**Texte extrait:**
────────────────

Intervention de Sophie Joissains

Réunion du 9 octobre 2018 à 14h30
Programmation 2018-2022 et réforme pour la justice – renforcement de l'organisation des juridictions — Discussion en procédure accélérée d'un projet de loi et d'un projet de loi organique dans les textes de la commission

Photo de Sophie JoissainsSophie Joissains :

Monsieur le président, madame la garde des sceaux, mes chers collègues, à la lecture de l’intitulé des deux textes qui nous sont présentés, il était légitime d’être enthousiaste : une réforme de la justice, doublée d’une programmation budgétaire pluriannuelle…

Le problème est effectivement principalement financier. Le tableau de bord de la justice publié par le Conseil de l’Europe classe notre pays à la vingt-troisième place en termes de pourcentage du PIB consacré à la justice.

Malheureusement, la loi de programmation des finances publiques pour les années 2018 à 2022 a déjà été adoptée et il n’y a donc pas de surprise. Une augmentation, tout de même notable, de près de 4 % par an du budget de la justice est certes prévue, ainsi que la création de 6 500 postes. Le Sénat prévoyait une hausse de 5 % et, surtout, la création de 13 700 emplois… La commission a, heureusement, rétabli cette ambition.

Il peut paraître curieux que j’évoque en premier lieu le budget. En fait, à la lecture des projets de loi, si un effort indéniable a été fait en vue d’une plus grande efficacité, une certitude se dessine : ces réformes ont été conçues selon un prisme d’abord gestionnaire, au détriment des intérêts du justiciable et, de fait, des principes d’une bonne administration de la justice : accessibilité, qualité, impartialité, protection des libertés, prise en considération des plus vulnérables…

Vous en conviendrez avec moi, la justice est un service public, une administration, certes, mais aussi et surtout l’incarnation d’un pilier de la démocratie, du « troisième pouvoir » décrit par Montesquieu, qui, malmené, mal équilibré, faute d’effectifs suffisants ou de respect vigilant de certains principes, peut broyer des vies. Il importe donc de se montrer particulièrement vigilant, parallèlement et de manière équilibrée, quant à son efficacité et aux garanties entourant les libertés individuelles.

────────────────

**Enregistrements fournis:**
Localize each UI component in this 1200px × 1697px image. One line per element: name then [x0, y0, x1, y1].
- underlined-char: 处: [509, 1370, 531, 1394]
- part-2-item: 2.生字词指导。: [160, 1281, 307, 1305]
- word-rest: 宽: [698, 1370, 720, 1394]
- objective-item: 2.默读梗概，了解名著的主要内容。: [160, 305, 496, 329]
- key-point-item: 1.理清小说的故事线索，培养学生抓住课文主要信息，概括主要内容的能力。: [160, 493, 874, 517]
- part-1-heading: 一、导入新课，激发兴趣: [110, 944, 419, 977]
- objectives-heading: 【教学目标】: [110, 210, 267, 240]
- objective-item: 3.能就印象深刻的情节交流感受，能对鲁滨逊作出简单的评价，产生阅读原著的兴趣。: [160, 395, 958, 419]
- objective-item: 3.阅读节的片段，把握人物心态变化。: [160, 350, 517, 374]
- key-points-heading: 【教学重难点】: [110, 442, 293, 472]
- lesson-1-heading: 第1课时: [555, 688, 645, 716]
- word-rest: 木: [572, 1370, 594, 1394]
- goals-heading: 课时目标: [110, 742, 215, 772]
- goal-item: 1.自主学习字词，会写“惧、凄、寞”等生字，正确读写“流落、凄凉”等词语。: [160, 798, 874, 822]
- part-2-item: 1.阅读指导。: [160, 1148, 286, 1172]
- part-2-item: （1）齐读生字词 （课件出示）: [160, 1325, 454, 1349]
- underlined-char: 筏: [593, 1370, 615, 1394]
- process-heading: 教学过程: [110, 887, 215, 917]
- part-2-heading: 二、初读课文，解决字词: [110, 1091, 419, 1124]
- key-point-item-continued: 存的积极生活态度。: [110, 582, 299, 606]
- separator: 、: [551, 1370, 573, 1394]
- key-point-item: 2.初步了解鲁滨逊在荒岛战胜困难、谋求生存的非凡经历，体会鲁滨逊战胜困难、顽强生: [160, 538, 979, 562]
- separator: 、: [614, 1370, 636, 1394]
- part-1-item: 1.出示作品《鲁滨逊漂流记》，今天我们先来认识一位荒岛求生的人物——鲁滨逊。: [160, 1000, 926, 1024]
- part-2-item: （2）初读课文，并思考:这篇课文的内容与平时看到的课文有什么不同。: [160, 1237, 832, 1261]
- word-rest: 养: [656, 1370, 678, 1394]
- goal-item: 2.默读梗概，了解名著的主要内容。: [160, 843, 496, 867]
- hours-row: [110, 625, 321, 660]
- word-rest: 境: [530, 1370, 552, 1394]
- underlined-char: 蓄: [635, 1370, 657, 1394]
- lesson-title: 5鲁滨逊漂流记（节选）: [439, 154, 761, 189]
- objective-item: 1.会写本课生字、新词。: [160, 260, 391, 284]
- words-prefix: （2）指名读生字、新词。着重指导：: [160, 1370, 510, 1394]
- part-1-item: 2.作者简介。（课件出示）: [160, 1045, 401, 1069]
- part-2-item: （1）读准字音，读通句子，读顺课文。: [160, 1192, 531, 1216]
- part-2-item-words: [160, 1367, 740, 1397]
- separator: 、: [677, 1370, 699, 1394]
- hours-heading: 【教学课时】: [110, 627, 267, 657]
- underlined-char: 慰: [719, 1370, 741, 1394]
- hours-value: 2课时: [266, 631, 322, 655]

────────────────

**Actions à mener:**
A - Reproduisez à l'identique le passage de l'intervention sur la réforme de la justice, en commençant à « Réunion du 9 » et en terminant à « à la justice. ».
B - Écrivez la suite de l'intervention sur la réforme de la justice à partir de sa dernière phrase.
Les enregistrements proviennent d'une source différente de celle du texte.

**Réponses par tâche:**
A -
Réunion du 9 octobre 2018 à 14h30
Programmation 2018-2022 et réforme pour la justice – renforcement de l'organisation des juridictions — Discussion en procédure accélérée d'un projet de loi et d'un projet de loi organique dans les textes de la commission

Photo de Sophie JoissainsSophie Joissains :

Monsieur le président, madame la garde des sceaux, mes chers collègues, à la lecture de l’intitulé des deux textes qui nous sont présentés, il était légitime d’être enthousiaste : une réforme de la justice, doublée d’une programmation budgétaire pluriannuelle…

Le problème est effectivement principalement financier. Le tableau de bord de la justice publié par le Conseil de l’Europe classe notre pays à la vingt-troisième place en termes de pourcentage du PIB consacré à la justice.

B -
La diversité, la technicité de ces deux projets de loi et le temps qui m’est imparti limitent mon propos. La discussion des articles nous permettra d’entrer dans le détail et d’approfondir.

J’évoquerai tout d’abord le large mouvement de déjudiciarisation opéré par cette réforme. Nous n’avons pas d’objection de principe en la matière. Que certains actes ou certaines missions soient transférés à d’autres acteurs que l’institution judiciaire ne nous pose pas difficulté. Mais il existe malgré tout un inconvénient à cet exercice : l’augmentation du coût pour le justiciable, qui perdle bénéfice de la gratuité de certains actes. Le fait que les tarifs soient réglementés limite certes le préjudice qui sera le sien, mais il ne l’annule pas : c’est là une atteinte au principe d’égalité des citoyens devant la loi. La commission des lois a supprimé certains de ces transferts, d’autres amendements de suppression ont été déposés.

Pour ce qui concerne le volet pénal, l’article 40 du projet de loi étend la compétence de la formation à juge unique du tribunal correctionnel.

Depuis 1972, un nombre considérable d’affaires correctionnelles font l’objet d’un jugement rendu à juge unique, mais il s’agit des délits les plus mineurs. Le projet de loi prévoit l’introduction de près de 170 délits dans le champ de compétence du juge unique ! Une telle évolution paraît dangereuse, sur le plan tant de la qualité que de l’impartialité de la justice rendue.

La collégialité est une garantie en matière d’échanges, d’ajustements, d’examen plus détaillé des cas d’espèce, de prise en considération du justiciable. Nous savons tous combien, particulièrement dans le domaine pénal, une affaire apparemment simple peut se révéler complexe. Nous savons aussi que les juges sont surchargés et que, à l’évidence, leur attention ne peut être aussi aiguë à la vingtième ou trentième affaire de la journée qu’à la première.

N’occultons pas le fait que ce qui justifie avant tout le basculement de près de 170 délits dans le champ de compétence du juge unique, ce sont des raisons budgétaires, et sûrement pas l’amélioration des garanties pour le justiciable… Je rappelle ici que, si la commission l’a amendé sur ce point sur l’initiative de nos corapporteurs, le projet de loi initial permettait aussi que l’appel puisse être jugé dans cette formation. Une justice expéditive, comme une justice inégalitaire du reste, ne mérite plus le nom de justice.

Une autre évolution majeure opérée par le texte ne fait, elle aussi, qu’accentuer un phénomène qui semble inéluctable depuis plusieurs années : je veux parler de l’inflation des missions dévolues au parquet.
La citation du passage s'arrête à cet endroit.